Could you transcribe every entry exactly, leaving nothing out?

□ □ □ □ □

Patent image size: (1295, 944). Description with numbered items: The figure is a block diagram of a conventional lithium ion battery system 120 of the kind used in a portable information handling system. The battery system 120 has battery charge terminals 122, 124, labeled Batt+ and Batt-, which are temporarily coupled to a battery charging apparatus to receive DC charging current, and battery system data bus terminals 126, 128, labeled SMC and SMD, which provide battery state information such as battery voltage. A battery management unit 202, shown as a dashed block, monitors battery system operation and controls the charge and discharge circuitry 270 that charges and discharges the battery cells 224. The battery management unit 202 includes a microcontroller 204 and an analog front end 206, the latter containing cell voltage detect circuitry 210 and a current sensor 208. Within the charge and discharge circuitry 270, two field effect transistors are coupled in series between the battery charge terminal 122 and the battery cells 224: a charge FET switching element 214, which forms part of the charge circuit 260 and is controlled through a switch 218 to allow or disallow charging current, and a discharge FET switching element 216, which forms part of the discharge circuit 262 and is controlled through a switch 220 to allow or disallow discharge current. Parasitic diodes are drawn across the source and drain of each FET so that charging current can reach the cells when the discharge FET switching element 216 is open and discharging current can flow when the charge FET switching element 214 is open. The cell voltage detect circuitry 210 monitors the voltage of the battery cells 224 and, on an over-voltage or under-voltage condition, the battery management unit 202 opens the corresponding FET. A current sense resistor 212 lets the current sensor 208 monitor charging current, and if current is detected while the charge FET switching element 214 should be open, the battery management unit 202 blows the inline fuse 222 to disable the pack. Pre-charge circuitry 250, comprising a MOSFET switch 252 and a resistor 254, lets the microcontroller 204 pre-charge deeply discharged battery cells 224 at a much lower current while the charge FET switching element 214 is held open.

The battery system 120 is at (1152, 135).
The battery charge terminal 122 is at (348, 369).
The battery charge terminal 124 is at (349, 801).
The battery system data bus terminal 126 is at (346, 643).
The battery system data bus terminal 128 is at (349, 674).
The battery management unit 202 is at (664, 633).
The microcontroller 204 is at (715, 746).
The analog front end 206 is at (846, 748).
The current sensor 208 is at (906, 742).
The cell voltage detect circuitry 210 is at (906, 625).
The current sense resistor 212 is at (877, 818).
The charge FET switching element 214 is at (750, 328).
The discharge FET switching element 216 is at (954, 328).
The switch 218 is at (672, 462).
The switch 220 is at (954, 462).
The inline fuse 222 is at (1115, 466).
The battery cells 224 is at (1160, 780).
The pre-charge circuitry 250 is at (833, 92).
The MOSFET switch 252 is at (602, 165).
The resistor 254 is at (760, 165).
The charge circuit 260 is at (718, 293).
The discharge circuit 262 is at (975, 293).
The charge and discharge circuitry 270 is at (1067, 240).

□ □ □ □ □

# Response to this exercise
Patent image size: (1295, 944). Description with numbered items: The figure is a block diagram of a conventional lithium ion battery system 120 of the kind used in a portable information handling system. The battery system 120 has battery charge terminals 122, 124, labeled Batt+ and Batt-, which are temporarily coupled to a battery charging apparatus to receive DC charging current, and battery system data bus terminals 126, 128, labeled SMC and SMD, which provide battery state information such as battery voltage. A battery management unit 202, shown as a dashed block, monitors battery system operation and controls the charge and discharge circuitry 270 that charges and discharges the battery cells 224. The battery management unit 202 includes a microcontroller 204 and an analog front end 206, the latter containing cell voltage detect circuitry 210 and a current sensor 208. Within the charge and discharge circuitry 270, two field effect transistors are coupled in series between the battery charge terminal 122 and the battery cells 224: a charge FET switching element 214, which forms part of the charge circuit 260 and is controlled through a switch 218 to allow or disallow charging current, and a discharge FET switching element 216, which forms part of the discharge circuit 262 and is controlled through a switch 220 to allow or disallow discharge current. Parasitic diodes are drawn across the source and drain of each FET so that charging current can reach the cells when the discharge FET switching element 216 is open and discharging current can flow when the charge FET switching element 214 is open. The cell voltage detect circuitry 210 monitors the voltage of the battery cells 224 and, on an over-voltage or under-voltage condition, the battery management unit 202 opens the corresponding FET. A current sense resistor 212 lets the current sensor 208 monitor charging current, and if current is detected while the charge FET switching element 214 should be open, the battery management unit 202 blows the inline fuse 222 to disable the pack. Pre-charge circuitry 250, comprising a MOSFET switch 252 and a resistor 254, lets the microcontroller 204 pre-charge deeply discharged battery cells 224 at a much lower current while the charge FET switching element 214 is held open.

The battery system 120 is at (1152, 135).
The battery charge terminal 122 is at (348, 369).
The battery charge terminal 124 is at (349, 801).
The battery system data bus terminal 126 is at (346, 643).
The battery system data bus terminal 128 is at (349, 674).
The battery management unit 202 is at (664, 633).
The microcontroller 204 is at (715, 746).
The analog front end 206 is at (846, 748).
The current sensor 208 is at (906, 742).
The cell voltage detect circuitry 210 is at (906, 625).
The current sense resistor 212 is at (877, 818).
The charge FET switching element 214 is at (750, 328).
The discharge FET switching element 216 is at (954, 328).
The switch 218 is at (672, 462).
The switch 220 is at (954, 462).
The inline fuse 222 is at (1115, 466).
The battery cells 224 is at (1160, 780).
The pre-charge circuitry 250 is at (833, 92).
The MOSFET switch 252 is at (602, 165).
The resistor 254 is at (760, 165).
The charge circuit 260 is at (718, 293).
The discharge circuit 262 is at (975, 293).
The charge and discharge circuitry 270 is at (1067, 240).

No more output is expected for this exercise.